▸ **Work item**: Go through the records and report each line in which the word "Published" occurs.

▸ **Supplied records**:

>>

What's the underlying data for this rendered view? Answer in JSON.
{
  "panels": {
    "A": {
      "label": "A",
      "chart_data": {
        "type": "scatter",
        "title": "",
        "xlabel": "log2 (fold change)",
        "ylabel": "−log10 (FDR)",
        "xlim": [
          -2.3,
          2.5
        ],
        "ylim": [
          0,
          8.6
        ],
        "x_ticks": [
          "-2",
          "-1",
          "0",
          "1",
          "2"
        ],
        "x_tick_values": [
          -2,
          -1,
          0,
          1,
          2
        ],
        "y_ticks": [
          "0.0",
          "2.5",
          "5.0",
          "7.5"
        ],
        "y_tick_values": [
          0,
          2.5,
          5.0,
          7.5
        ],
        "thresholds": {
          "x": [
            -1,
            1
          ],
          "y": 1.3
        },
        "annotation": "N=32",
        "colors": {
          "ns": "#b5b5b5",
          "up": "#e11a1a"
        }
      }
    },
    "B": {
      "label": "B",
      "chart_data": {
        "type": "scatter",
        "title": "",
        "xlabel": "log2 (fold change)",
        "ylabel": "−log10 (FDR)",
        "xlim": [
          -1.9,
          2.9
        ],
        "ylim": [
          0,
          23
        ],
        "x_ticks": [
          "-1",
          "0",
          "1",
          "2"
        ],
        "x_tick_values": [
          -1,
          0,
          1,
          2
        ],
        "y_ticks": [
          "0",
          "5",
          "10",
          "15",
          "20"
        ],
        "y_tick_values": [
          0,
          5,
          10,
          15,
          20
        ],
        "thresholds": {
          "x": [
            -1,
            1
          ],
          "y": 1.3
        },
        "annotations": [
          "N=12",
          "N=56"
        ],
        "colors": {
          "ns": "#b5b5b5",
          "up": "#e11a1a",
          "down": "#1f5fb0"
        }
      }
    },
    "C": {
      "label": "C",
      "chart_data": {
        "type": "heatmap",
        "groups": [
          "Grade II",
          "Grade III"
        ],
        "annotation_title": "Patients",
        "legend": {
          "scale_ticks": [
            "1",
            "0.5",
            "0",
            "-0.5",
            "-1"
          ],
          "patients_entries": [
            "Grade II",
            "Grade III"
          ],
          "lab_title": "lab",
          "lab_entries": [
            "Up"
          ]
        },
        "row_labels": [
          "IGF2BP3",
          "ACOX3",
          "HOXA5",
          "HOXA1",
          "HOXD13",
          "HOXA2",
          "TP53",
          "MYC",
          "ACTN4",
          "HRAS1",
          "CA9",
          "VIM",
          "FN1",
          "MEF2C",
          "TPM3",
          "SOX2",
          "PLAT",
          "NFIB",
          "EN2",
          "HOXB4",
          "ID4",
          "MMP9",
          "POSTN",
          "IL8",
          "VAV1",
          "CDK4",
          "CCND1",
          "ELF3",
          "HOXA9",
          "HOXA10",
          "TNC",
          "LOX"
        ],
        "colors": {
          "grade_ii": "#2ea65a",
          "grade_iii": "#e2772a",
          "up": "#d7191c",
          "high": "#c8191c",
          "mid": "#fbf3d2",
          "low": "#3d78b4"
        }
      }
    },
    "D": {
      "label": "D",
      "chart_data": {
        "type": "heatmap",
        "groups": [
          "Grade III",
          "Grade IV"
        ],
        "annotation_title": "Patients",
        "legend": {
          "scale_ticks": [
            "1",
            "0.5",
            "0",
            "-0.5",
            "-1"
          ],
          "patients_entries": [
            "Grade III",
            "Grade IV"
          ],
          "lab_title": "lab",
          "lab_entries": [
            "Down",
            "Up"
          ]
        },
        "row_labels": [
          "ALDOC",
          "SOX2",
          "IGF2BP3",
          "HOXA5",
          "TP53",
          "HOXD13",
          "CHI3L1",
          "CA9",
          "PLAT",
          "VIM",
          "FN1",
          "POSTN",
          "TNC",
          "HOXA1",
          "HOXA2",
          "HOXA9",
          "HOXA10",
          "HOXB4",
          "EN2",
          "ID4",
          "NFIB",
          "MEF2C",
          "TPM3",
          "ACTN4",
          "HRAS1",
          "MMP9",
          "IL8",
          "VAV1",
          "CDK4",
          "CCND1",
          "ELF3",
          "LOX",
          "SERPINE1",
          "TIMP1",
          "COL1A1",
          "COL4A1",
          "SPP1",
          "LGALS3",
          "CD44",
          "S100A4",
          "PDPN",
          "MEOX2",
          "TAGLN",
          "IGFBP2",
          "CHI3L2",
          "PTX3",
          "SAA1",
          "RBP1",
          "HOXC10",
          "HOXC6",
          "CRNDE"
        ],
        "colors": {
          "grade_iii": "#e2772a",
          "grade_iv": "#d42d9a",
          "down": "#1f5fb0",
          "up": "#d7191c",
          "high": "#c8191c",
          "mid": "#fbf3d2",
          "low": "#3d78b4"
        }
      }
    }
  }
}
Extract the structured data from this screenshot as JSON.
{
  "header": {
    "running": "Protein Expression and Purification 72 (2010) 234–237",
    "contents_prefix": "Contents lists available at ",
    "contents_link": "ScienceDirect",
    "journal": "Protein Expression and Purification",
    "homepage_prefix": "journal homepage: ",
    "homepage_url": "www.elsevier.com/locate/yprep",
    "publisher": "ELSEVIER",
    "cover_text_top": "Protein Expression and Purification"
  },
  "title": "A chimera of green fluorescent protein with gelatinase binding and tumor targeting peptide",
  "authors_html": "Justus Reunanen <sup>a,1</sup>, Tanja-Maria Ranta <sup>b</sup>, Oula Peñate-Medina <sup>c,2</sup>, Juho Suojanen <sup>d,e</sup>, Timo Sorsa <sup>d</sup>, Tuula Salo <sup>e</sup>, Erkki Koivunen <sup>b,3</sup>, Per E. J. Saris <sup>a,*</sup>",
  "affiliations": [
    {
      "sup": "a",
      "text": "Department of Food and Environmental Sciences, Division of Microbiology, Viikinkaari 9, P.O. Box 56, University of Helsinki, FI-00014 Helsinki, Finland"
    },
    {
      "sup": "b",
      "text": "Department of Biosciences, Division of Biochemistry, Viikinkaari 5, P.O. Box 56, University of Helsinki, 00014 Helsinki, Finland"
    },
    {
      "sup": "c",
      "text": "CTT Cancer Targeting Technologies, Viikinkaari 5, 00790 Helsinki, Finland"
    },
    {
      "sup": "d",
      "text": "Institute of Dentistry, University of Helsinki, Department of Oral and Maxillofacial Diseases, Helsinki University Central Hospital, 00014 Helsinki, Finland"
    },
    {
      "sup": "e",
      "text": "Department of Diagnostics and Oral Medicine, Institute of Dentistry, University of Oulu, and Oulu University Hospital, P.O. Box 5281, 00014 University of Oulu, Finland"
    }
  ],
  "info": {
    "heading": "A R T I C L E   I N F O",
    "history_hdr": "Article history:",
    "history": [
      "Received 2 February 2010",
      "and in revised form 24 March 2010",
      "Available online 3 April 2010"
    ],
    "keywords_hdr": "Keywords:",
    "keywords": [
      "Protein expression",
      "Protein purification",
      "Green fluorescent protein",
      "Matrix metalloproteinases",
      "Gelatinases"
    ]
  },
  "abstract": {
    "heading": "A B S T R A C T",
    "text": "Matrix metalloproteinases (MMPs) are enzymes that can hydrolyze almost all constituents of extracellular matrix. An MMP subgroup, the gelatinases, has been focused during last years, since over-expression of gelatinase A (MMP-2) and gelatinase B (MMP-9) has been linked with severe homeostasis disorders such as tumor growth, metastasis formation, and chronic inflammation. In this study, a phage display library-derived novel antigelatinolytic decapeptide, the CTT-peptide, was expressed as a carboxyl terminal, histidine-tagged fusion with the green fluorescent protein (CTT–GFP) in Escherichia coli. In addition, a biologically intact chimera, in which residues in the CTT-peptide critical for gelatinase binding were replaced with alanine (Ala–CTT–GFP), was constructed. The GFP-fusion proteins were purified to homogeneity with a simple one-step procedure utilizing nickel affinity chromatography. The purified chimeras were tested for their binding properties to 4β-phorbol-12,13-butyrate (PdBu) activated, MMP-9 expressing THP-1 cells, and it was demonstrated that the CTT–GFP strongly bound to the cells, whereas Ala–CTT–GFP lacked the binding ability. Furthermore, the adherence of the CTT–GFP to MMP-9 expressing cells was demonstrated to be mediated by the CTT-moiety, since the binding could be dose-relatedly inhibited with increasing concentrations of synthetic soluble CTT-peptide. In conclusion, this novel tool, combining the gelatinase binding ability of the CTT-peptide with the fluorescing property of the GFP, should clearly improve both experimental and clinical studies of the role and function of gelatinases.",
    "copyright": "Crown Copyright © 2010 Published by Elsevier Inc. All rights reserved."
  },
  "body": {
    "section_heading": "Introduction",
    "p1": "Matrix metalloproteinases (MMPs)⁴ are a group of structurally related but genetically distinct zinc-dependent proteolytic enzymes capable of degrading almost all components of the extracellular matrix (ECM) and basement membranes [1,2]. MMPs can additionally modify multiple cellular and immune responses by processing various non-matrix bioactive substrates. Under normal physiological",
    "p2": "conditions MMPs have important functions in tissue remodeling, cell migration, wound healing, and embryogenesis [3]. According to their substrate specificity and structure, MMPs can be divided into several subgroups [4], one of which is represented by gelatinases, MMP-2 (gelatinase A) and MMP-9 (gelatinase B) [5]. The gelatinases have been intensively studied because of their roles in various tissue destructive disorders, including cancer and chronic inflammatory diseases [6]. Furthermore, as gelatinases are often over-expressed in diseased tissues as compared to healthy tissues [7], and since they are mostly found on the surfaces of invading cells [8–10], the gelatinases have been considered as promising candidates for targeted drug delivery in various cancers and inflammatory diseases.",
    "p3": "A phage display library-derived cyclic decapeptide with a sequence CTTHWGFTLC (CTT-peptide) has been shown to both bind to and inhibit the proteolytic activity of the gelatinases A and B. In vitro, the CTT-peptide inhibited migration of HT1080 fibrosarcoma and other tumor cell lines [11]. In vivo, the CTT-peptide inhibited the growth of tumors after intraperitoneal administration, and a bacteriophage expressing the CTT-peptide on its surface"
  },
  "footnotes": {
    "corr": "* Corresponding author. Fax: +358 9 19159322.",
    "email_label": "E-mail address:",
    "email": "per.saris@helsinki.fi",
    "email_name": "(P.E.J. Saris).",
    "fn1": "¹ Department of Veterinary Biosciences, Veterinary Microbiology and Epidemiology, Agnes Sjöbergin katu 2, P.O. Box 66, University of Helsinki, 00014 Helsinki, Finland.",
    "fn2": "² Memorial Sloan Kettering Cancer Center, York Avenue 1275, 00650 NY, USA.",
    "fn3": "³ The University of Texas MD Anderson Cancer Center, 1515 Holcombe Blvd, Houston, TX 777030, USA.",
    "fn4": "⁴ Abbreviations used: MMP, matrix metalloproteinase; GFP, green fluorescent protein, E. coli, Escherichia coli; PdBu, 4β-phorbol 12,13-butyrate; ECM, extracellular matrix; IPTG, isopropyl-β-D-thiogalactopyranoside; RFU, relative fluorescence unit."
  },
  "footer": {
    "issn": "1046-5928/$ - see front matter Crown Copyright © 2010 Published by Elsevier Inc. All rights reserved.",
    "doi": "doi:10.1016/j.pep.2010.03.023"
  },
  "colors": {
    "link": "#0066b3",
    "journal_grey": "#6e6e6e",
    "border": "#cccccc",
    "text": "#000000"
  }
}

<<

▸ **Your response**:
    "copyright": "Crown Copyright © 2010 Published by Elsevier Inc. All rights reserved."
    "issn": "1046-5928/$ - see front matter Crown Copyright © 2010 Published by Elsevier Inc. All rights reserved.",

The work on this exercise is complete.